**WRITTEN EXERCISE**
Write out the listing in full, matching it word for word.

**DATASET ENTRIES**
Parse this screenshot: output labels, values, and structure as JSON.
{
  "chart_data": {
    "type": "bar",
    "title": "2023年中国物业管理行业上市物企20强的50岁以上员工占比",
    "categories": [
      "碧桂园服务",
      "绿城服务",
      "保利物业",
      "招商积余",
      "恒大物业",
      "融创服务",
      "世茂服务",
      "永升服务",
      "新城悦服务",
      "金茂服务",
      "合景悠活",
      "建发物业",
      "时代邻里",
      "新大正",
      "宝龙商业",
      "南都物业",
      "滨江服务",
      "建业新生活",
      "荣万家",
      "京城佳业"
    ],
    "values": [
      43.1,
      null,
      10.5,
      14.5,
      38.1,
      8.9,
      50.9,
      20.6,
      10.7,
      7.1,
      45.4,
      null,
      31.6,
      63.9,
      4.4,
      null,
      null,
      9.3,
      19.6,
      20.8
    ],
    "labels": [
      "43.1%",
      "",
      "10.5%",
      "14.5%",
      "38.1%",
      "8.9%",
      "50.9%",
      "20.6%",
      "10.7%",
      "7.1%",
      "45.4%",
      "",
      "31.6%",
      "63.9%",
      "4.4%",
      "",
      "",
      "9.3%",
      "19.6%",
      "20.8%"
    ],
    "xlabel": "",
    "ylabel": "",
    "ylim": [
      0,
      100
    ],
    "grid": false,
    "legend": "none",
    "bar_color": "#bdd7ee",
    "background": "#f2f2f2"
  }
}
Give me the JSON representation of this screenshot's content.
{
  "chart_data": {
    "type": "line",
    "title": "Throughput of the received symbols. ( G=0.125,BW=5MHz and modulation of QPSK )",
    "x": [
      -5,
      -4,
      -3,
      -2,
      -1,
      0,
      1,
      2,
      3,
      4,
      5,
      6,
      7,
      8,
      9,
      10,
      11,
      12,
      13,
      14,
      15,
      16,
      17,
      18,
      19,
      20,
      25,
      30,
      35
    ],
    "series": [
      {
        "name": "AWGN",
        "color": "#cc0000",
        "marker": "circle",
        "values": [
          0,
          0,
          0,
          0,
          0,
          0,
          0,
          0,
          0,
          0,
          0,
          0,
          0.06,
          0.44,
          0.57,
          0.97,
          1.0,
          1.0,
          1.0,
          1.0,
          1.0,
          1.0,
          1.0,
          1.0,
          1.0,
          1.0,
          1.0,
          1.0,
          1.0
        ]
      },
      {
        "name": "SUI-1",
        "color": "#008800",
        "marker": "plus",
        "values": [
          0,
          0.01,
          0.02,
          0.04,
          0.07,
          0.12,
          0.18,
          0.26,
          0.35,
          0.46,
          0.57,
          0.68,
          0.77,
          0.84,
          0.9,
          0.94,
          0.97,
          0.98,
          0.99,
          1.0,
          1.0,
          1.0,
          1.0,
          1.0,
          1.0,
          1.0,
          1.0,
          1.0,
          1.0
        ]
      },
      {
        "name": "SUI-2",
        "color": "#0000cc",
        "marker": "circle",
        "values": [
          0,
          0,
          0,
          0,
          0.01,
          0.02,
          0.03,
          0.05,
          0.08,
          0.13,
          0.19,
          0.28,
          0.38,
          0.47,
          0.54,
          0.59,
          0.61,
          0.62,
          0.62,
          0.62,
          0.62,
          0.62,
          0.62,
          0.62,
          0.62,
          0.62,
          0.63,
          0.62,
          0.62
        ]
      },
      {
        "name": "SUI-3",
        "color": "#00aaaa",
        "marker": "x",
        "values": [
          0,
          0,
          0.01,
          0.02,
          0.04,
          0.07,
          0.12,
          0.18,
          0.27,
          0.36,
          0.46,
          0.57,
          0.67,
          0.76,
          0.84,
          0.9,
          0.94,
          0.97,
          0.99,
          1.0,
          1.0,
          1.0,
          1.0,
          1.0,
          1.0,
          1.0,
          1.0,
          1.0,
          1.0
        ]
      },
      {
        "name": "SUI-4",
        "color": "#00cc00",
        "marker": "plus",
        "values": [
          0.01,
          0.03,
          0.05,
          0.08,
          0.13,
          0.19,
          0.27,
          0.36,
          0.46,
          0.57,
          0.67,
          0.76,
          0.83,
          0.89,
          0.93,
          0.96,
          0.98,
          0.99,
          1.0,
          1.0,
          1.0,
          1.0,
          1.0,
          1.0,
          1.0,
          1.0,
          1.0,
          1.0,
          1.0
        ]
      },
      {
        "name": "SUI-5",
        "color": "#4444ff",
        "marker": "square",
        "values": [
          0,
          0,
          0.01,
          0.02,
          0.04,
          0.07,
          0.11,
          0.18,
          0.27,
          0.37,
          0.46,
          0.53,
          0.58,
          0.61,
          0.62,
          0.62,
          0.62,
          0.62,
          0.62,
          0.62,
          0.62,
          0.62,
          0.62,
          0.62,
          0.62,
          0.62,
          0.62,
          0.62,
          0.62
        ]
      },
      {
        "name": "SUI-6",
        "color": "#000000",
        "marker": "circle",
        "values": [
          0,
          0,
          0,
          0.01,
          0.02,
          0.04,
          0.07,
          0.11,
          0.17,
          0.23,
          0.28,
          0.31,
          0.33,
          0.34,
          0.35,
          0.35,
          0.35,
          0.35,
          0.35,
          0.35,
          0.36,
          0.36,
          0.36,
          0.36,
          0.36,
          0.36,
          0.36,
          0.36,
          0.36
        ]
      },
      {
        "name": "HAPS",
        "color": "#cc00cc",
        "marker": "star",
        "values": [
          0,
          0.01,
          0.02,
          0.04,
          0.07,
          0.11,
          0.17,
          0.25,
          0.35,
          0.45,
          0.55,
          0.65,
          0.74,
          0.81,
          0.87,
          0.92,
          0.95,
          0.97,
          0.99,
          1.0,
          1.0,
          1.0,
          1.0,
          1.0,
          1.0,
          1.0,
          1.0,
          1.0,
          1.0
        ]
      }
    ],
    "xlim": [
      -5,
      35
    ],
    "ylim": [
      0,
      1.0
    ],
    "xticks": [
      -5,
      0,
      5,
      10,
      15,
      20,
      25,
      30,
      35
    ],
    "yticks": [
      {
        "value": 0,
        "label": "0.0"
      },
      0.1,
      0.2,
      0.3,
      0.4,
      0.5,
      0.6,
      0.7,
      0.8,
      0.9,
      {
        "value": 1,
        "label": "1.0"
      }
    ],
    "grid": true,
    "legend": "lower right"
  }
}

**OUTPUT BELOW**
Parse this screenshot: output labels, values, and structure as JSON.
{
  "chart_data": {
    "type": "bar",
    "title": "2023年中国物业管理行业上市物企20强的50岁以上员工占比",
    "categories": [
      "碧桂园服务",
      "绿城服务",
      "保利物业",
      "招商积余",
      "恒大物业",
      "融创服务",
      "世茂服务",
      "永升服务",
      "新城悦服务",
      "金茂服务",
      "合景悠活",
      "建发物业",
      "时代邻里",
      "新大正",
      "宝龙商业",
      "南都物业",
      "滨江服务",
      "建业新生活",
      "荣万家",
      "京城佳业"
    ],
    "values": [
      43.1,
      null,
      10.5,
      14.5,
      38.1,
      8.9,
      50.9,
      20.6,
      10.7,
      7.1,
      45.4,
      null,
      31.6,
      63.9,
      4.4,
      null,
      null,
      9.3,
      19.6,
      20.8
    ],
    "labels": [
      "43.1%",
      "",
      "10.5%",
      "14.5%",
      "38.1%",
      "8.9%",
      "50.9%",
      "20.6%",
      "10.7%",
      "7.1%",
      "45.4%",
      "",
      "31.6%",
      "63.9%",
      "4.4%",
      "",
      "",
      "9.3%",
      "19.6%",
      "20.8%"
    ],
    "xlabel": "",
    "ylabel": "",
    "ylim": [
      0,
      100
    ],
    "grid": false,
    "legend": "none",
    "bar_color": "#bdd7ee",
    "background": "#f2f2f2"
  }
}
Give me the JSON representation of this screenshot's content.
{
  "chart_data": {
    "type": "line",
    "title": "Throughput of the received symbols. ( G=0.125,BW=5MHz and modulation of QPSK )",
    "x": [
      -5,
      -4,
      -3,
      -2,
      -1,
      0,
      1,
      2,
      3,
      4,
      5,
      6,
      7,
      8,
      9,
      10,
      11,
      12,
      13,
      14,
      15,
      16,
      17,
      18,
      19,
      20,
      25,
      30,
      35
    ],
    "series": [
      {
        "name": "AWGN",
        "color": "#cc0000",
        "marker": "circle",
        "values": [
          0,
          0,
          0,
          0,
          0,
          0,
          0,
          0,
          0,
          0,
          0,
          0,
          0.06,
          0.44,
          0.57,
          0.97,
          1.0,
          1.0,
          1.0,
          1.0,
          1.0,
          1.0,
          1.0,
          1.0,
          1.0,
          1.0,
          1.0,
          1.0,
          1.0
        ]
      },
      {
        "name": "SUI-1",
        "color": "#008800",
        "marker": "plus",
        "values": [
          0,
          0.01,
          0.02,
          0.04,
          0.07,
          0.12,
          0.18,
          0.26,
          0.35,
          0.46,
          0.57,
          0.68,
          0.77,
          0.84,
          0.9,
          0.94,
          0.97,
          0.98,
          0.99,
          1.0,
          1.0,
          1.0,
          1.0,
          1.0,
          1.0,
          1.0,
          1.0,
          1.0,
          1.0
        ]
      },
      {
        "name": "SUI-2",
        "color": "#0000cc",
        "marker": "circle",
        "values": [
          0,
          0,
          0,
          0,
          0.01,
          0.02,
          0.03,
          0.05,
          0.08,
          0.13,
          0.19,
          0.28,
          0.38,
          0.47,
          0.54,
          0.59,
          0.61,
          0.62,
          0.62,
          0.62,
          0.62,
          0.62,
          0.62,
          0.62,
          0.62,
          0.62,
          0.63,
          0.62,
          0.62
        ]
      },
      {
        "name": "SUI-3",
        "color": "#00aaaa",
        "marker": "x",
        "values": [
          0,
          0,
          0.01,
          0.02,
          0.04,
          0.07,
          0.12,
          0.18,
          0.27,
          0.36,
          0.46,
          0.57,
          0.67,
          0.76,
          0.84,
          0.9,
          0.94,
          0.97,
          0.99,
          1.0,
          1.0,
          1.0,
          1.0,
          1.0,
          1.0,
          1.0,
          1.0,
          1.0,
          1.0
        ]
      },
      {
        "name": "SUI-4",
        "color": "#00cc00",
        "marker": "plus",
        "values": [
          0.01,
          0.03,
          0.05,
          0.08,
          0.13,
          0.19,
          0.27,
          0.36,
          0.46,
          0.57,
          0.67,
          0.76,
          0.83,
          0.89,
          0.93,
          0.96,
          0.98,
          0.99,
          1.0,
          1.0,
          1.0,
          1.0,
          1.0,
          1.0,
          1.0,
          1.0,
          1.0,
          1.0,
          1.0
        ]
      },
      {
        "name": "SUI-5",
        "color": "#4444ff",
        "marker": "square",
        "values": [
          0,
          0,
          0.01,
          0.02,
          0.04,
          0.07,
          0.11,
          0.18,
          0.27,
          0.37,
          0.46,
          0.53,
          0.58,
          0.61,
          0.62,
          0.62,
          0.62,
          0.62,
          0.62,
          0.62,
          0.62,
          0.62,
          0.62,
          0.62,
          0.62,
          0.62,
          0.62,
          0.62,
          0.62
        ]
      },
      {
        "name": "SUI-6",
        "color": "#000000",
        "marker": "circle",
        "values": [
          0,
          0,
          0,
          0.01,
          0.02,
          0.04,
          0.07,
          0.11,
          0.17,
          0.23,
          0.28,
          0.31,
          0.33,
          0.34,
          0.35,
          0.35,
          0.35,
          0.35,
          0.35,
          0.35,
          0.36,
          0.36,
          0.36,
          0.36,
          0.36,
          0.36,
          0.36,
          0.36,
          0.36
        ]
      },
      {
        "name": "HAPS",
        "color": "#cc00cc",
        "marker": "star",
        "values": [
          0,
          0.01,
          0.02,
          0.04,
          0.07,
          0.11,
          0.17,
          0.25,
          0.35,
          0.45,
          0.55,
          0.65,
          0.74,
          0.81,
          0.87,
          0.92,
          0.95,
          0.97,
          0.99,
          1.0,
          1.0,
          1.0,
          1.0,
          1.0,
          1.0,
          1.0,
          1.0,
          1.0,
          1.0
        ]
      }
    ],
    "xlim": [
      -5,
      35
    ],
    "ylim": [
      0,
      1.0
    ],
    "xticks": [
      -5,
      0,
      5,
      10,
      15,
      20,
      25,
      30,
      35
    ],
    "yticks": [
      {
        "value": 0,
        "label": "0.0"
      },
      0.1,
      0.2,
      0.3,
      0.4,
      0.5,
      0.6,
      0.7,
      0.8,
      0.9,
      {
        "value": 1,
        "label": "1.0"
      }
    ],
    "grid": true,
    "legend": "lower right"
  }
}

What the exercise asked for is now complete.